What you have to do:
Set every record down verbatim and omit the pictures.

————————

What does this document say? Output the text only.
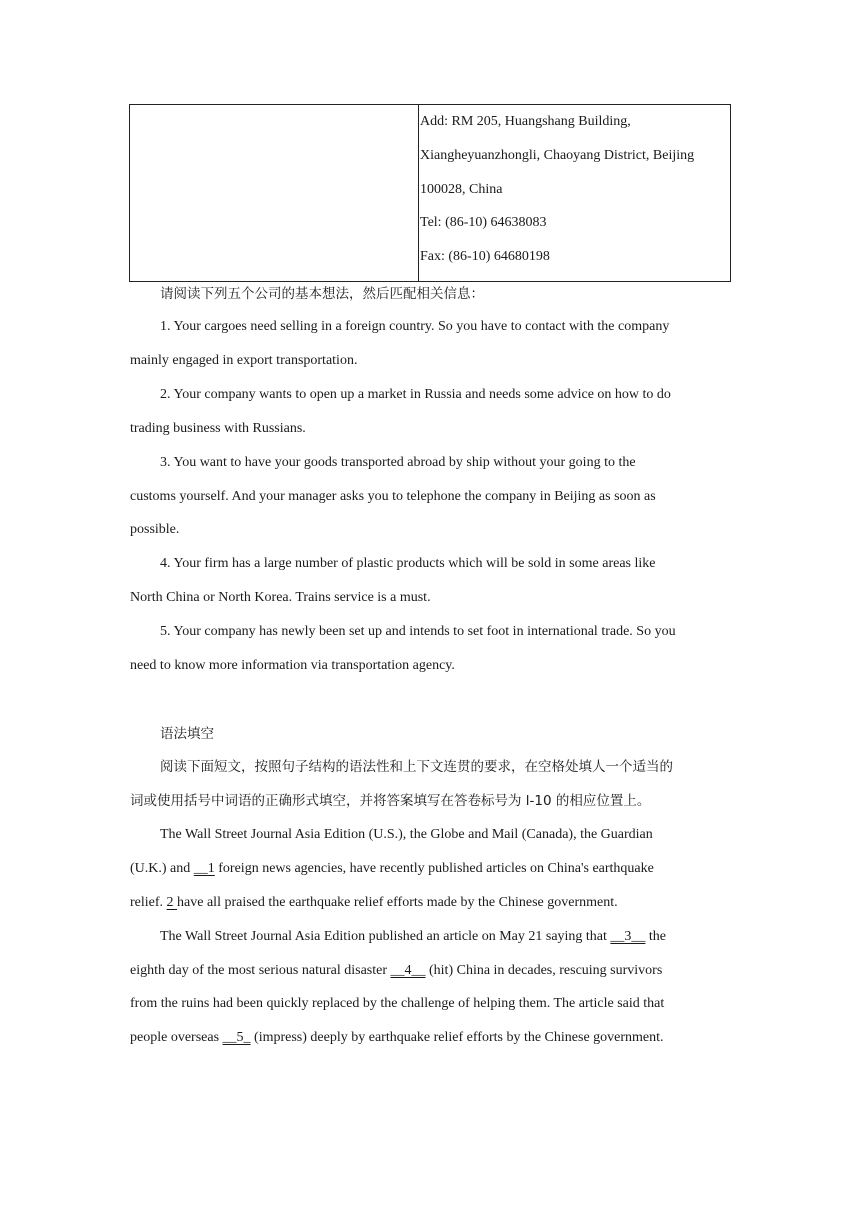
Add: RM 205, Huangshang Building,
Xiangheyuanzhongli, Chaoyang District, Beijing
100028, China
Tel: (86-10) 64638083
Fax: (86-10) 64680198
请阅读下列五个公司的基本想法，然后匹配相关信息：
1. Your cargoes need selling in a foreign country. So you have to contact with the company
mainly engaged in export transportation.
2. Your company wants to open up a market in Russia and needs some advice on how to do
trading business with Russians.
3. You want to have your goods transported abroad by ship without your going to the
customs yourself. And your manager asks you to telephone the company in Beijing as soon as
possible.
4. Your firm has a large number of plastic products which will be sold in some areas like
North China or North Korea. Trains service is a must.
5. Your company has newly been set up and intends to set foot in international trade. So you
need to know more information via transportation agency.
语法填空
阅读下面短文，按照句子结构的语法性和上下文连贯的要求，在空格处填人一个适当的
词或使用括号中词语的正确形式填空，并将答案填写在答卷标号为 l-10 的相应位置上。
The Wall Street Journal Asia Edition (U.S.), the Globe and Mail (Canada), the Guardian
(U.K.) and __1 foreign news agencies, have recently published articles on China's earthquake
relief. 2 have all praised the earthquake relief efforts made by the Chinese government.
The Wall Street Journal Asia Edition published an article on May 21 saying that __3__ the
eighth day of the most serious natural disaster __4__ (hit) China in decades, rescuing survivors
from the ruins had been quickly replaced by the challenge of helping them. The article said that
people overseas __5_ (impress) deeply by earthquake relief efforts by the Chinese government.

————————

Task output:
What does this document say? Output the text only.
Add: RM 205, Huangshang Building,
Xiangheyuanzhongli, Chaoyang District, Beijing
100028, China
Tel: (86-10) 64638083
Fax: (86-10) 64680198
请阅读下列五个公司的基本想法，然后匹配相关信息：
1. Your cargoes need selling in a foreign country. So you have to contact with the company
mainly engaged in export transportation.
2. Your company wants to open up a market in Russia and needs some advice on how to do
trading business with Russians.
3. You want to have your goods transported abroad by ship without your going to the
customs yourself. And your manager asks you to telephone the company in Beijing as soon as
possible.
4. Your firm has a large number of plastic products which will be sold in some areas like
North China or North Korea. Trains service is a must.
5. Your company has newly been set up and intends to set foot in international trade. So you
need to know more information via transportation agency.
语法填空
阅读下面短文，按照句子结构的语法性和上下文连贯的要求，在空格处填人一个适当的
词或使用括号中词语的正确形式填空，并将答案填写在答卷标号为 l-10 的相应位置上。
The Wall Street Journal Asia Edition (U.S.), the Globe and Mail (Canada), the Guardian
(U.K.) and __1 foreign news agencies, have recently published articles on China's earthquake
relief. 2 have all praised the earthquake relief efforts made by the Chinese government.
The Wall Street Journal Asia Edition published an article on May 21 saying that __3__ the
eighth day of the most serious natural disaster __4__ (hit) China in decades, rescuing survivors
from the ruins had been quickly replaced by the challenge of helping them. The article said that
people overseas __5_ (impress) deeply by earthquake relief efforts by the Chinese government.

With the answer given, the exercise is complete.